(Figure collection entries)

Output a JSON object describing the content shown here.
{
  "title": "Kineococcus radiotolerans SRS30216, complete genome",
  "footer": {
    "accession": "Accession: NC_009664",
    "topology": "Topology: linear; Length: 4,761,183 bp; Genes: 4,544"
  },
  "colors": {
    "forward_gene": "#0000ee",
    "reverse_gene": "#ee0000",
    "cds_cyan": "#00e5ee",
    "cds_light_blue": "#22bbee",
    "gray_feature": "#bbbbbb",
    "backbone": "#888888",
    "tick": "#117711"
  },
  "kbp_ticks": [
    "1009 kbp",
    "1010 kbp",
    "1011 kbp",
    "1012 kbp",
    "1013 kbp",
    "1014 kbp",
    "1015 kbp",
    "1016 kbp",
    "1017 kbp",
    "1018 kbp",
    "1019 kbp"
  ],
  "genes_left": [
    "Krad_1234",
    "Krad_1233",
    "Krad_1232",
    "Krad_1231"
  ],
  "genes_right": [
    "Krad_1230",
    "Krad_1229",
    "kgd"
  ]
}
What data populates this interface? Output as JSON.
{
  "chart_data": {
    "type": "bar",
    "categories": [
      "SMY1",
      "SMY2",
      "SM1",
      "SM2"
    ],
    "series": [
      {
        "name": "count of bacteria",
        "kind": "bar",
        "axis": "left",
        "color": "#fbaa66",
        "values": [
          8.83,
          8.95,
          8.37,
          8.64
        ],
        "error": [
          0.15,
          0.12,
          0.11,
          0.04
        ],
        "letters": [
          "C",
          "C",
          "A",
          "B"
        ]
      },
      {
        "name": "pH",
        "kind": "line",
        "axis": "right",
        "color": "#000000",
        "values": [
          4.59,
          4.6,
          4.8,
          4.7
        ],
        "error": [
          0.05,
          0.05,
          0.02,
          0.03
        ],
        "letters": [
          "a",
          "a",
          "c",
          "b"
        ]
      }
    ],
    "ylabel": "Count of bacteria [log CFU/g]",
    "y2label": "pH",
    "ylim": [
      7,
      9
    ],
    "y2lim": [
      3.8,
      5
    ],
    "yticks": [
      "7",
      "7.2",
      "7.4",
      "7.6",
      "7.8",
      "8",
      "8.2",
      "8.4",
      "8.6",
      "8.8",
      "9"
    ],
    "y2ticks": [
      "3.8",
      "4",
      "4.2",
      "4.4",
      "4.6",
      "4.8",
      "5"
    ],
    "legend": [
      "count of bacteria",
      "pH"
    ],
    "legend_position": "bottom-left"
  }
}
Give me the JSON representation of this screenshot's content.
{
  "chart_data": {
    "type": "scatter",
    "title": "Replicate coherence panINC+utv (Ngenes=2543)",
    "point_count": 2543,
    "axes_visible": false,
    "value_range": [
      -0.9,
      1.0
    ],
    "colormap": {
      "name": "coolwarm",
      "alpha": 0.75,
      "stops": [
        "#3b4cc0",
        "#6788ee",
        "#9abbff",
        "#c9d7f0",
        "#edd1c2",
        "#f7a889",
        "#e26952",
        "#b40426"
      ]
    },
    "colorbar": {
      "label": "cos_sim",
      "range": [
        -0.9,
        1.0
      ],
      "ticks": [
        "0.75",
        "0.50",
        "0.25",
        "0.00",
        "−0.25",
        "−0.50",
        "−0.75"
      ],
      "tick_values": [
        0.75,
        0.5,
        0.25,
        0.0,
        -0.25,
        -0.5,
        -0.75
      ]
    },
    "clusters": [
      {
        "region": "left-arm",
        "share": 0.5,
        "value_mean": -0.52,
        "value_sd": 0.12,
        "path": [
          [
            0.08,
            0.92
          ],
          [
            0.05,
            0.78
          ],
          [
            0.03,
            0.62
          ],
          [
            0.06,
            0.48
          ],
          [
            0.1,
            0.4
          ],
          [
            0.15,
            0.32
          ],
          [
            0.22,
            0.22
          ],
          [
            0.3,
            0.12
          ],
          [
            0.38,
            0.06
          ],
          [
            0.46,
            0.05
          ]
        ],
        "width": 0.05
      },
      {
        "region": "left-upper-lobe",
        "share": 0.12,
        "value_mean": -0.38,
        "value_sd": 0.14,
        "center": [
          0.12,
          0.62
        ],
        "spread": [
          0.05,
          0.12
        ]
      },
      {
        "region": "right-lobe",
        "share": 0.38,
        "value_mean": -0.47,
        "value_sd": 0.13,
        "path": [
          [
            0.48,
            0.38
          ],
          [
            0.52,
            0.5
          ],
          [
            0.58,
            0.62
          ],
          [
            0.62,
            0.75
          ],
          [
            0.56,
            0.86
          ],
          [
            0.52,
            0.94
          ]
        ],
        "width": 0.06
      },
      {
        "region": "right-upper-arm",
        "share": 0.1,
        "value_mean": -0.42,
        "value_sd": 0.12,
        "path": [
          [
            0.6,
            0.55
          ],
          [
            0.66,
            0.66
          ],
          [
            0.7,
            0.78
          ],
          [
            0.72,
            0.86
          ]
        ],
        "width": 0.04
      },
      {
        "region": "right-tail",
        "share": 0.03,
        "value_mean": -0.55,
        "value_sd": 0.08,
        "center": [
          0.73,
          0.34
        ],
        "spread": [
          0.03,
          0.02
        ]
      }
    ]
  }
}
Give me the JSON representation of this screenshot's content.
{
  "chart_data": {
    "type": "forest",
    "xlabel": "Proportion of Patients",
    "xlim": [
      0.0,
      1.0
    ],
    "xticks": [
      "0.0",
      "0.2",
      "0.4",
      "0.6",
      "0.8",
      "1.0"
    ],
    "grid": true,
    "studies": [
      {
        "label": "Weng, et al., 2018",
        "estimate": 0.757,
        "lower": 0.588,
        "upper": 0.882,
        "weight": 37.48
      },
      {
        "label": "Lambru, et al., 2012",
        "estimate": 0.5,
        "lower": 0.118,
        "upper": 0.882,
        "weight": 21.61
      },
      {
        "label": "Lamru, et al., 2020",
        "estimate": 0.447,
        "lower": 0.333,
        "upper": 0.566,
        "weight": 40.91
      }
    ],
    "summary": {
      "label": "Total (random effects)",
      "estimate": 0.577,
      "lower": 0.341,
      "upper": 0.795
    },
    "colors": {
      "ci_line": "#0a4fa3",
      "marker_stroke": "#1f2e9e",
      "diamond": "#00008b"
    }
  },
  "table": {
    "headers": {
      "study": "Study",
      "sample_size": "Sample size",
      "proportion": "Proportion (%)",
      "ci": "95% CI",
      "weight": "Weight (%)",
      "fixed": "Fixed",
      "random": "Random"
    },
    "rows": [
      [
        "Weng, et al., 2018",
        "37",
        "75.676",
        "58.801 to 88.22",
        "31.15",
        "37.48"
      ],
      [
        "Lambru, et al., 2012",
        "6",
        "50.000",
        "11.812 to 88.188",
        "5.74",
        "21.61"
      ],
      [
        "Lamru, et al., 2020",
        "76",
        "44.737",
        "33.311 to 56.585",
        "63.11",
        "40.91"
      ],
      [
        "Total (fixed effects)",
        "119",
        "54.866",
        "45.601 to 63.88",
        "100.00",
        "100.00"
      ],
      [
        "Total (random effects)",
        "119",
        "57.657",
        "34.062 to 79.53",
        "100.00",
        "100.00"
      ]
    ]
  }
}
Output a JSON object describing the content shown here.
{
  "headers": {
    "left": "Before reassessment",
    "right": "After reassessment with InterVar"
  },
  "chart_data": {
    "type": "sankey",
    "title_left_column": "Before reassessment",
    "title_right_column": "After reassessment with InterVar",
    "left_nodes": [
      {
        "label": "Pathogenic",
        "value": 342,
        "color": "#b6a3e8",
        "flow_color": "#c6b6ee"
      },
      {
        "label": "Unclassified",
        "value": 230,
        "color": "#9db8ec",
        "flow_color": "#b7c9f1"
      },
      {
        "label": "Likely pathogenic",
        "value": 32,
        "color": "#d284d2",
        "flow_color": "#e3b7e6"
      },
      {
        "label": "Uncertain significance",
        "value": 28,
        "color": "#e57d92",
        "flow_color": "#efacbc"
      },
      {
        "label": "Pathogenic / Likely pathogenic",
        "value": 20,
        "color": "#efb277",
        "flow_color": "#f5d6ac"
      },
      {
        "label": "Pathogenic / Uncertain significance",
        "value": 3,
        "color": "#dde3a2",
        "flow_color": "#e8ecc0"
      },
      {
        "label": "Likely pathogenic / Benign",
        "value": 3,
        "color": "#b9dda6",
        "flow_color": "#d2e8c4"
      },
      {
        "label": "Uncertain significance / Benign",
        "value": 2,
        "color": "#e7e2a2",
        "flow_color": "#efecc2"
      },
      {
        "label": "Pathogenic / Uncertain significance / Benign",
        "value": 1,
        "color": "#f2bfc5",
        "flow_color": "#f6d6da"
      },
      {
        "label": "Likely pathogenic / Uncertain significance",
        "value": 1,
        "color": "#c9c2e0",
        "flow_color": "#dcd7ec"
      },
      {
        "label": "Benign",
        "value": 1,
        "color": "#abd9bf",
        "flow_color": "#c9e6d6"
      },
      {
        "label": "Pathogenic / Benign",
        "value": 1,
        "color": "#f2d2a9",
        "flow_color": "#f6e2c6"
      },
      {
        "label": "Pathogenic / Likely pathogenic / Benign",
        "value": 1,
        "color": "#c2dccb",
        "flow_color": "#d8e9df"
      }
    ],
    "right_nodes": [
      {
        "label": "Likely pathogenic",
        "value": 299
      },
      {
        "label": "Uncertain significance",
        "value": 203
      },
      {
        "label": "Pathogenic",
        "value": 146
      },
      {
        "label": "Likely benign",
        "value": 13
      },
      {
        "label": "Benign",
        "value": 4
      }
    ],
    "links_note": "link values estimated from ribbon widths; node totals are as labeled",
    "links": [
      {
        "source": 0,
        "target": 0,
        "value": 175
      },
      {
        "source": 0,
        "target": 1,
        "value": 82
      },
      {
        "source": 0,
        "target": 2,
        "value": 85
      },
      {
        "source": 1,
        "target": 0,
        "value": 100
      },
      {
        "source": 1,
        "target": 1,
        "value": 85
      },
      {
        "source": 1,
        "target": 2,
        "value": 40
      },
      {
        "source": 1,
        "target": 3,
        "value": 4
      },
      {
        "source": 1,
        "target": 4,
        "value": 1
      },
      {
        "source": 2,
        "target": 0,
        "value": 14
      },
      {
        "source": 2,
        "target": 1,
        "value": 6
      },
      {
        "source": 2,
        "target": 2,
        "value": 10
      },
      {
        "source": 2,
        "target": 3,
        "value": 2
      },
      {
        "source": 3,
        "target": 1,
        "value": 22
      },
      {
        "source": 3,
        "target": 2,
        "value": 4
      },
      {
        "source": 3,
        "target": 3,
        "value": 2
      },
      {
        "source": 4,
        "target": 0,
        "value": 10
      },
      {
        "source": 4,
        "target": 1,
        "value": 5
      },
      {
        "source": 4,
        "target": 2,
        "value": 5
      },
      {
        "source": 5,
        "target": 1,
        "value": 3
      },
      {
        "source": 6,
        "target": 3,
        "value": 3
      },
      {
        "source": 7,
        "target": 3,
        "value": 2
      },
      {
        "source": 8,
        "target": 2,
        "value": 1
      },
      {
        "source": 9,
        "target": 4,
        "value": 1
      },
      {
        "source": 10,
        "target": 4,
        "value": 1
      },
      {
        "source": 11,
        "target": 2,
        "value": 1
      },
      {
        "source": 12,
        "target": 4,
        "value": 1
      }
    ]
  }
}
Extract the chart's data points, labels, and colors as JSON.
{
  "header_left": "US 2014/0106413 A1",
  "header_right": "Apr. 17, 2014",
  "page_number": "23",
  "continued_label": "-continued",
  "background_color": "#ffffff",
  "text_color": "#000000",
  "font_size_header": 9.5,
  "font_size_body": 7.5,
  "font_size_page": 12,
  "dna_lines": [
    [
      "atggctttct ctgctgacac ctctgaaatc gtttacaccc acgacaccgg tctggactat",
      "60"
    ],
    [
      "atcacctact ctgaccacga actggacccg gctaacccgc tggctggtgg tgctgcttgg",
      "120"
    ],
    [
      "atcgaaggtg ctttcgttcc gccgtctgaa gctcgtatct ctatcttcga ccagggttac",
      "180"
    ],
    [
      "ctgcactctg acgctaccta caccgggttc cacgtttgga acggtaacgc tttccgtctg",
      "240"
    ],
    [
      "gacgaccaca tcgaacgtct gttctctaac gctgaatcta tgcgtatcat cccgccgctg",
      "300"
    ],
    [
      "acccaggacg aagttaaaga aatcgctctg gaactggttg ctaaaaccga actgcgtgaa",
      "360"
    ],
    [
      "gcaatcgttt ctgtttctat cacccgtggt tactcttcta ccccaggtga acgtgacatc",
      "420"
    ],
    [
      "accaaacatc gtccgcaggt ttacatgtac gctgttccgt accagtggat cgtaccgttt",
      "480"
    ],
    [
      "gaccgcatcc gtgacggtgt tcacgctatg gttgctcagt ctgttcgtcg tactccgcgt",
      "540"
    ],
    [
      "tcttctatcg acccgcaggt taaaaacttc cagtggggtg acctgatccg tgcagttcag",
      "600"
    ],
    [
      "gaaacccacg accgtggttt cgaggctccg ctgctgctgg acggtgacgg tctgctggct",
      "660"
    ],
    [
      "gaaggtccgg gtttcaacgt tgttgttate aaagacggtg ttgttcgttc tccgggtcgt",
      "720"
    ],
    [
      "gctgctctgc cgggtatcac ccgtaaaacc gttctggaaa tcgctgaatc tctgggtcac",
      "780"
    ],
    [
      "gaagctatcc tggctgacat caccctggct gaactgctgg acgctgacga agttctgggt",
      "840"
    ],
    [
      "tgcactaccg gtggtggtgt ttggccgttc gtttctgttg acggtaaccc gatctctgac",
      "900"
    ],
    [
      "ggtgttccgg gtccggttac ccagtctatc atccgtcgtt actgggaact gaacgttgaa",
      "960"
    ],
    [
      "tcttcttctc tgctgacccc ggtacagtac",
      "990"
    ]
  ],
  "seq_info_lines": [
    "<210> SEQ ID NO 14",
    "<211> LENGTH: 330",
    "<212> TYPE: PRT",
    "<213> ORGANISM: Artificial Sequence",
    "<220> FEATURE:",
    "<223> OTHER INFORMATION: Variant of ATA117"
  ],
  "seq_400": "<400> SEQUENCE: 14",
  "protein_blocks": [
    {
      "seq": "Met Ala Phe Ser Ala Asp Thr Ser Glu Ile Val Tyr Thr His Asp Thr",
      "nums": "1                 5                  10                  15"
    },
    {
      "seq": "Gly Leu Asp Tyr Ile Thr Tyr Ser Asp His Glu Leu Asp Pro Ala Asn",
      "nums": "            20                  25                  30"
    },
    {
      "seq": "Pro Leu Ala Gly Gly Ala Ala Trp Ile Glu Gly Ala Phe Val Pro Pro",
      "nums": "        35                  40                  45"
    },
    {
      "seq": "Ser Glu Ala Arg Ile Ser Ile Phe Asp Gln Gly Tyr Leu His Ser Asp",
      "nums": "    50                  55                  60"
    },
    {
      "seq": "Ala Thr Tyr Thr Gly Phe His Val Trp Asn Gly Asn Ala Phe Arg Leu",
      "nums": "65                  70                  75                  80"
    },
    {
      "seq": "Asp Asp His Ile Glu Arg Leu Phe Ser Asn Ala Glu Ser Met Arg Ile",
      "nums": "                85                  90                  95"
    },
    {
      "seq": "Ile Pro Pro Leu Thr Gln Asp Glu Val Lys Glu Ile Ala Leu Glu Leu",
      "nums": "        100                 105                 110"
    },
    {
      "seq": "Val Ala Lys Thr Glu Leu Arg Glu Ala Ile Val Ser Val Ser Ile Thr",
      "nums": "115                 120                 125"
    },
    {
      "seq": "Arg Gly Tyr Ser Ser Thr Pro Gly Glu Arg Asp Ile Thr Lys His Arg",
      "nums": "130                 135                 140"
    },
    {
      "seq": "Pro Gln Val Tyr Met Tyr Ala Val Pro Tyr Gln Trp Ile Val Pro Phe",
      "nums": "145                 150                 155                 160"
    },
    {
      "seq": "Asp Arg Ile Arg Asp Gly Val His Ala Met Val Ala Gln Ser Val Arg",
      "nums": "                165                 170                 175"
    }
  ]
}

EXERCISE -
Report every line of the entries that carries the word "bacteria".

WRITTEN RESPONSE -
        "name": "count of bacteria",
    "ylabel": "Count of bacteria [log CFU/g]",
      "count of bacteria",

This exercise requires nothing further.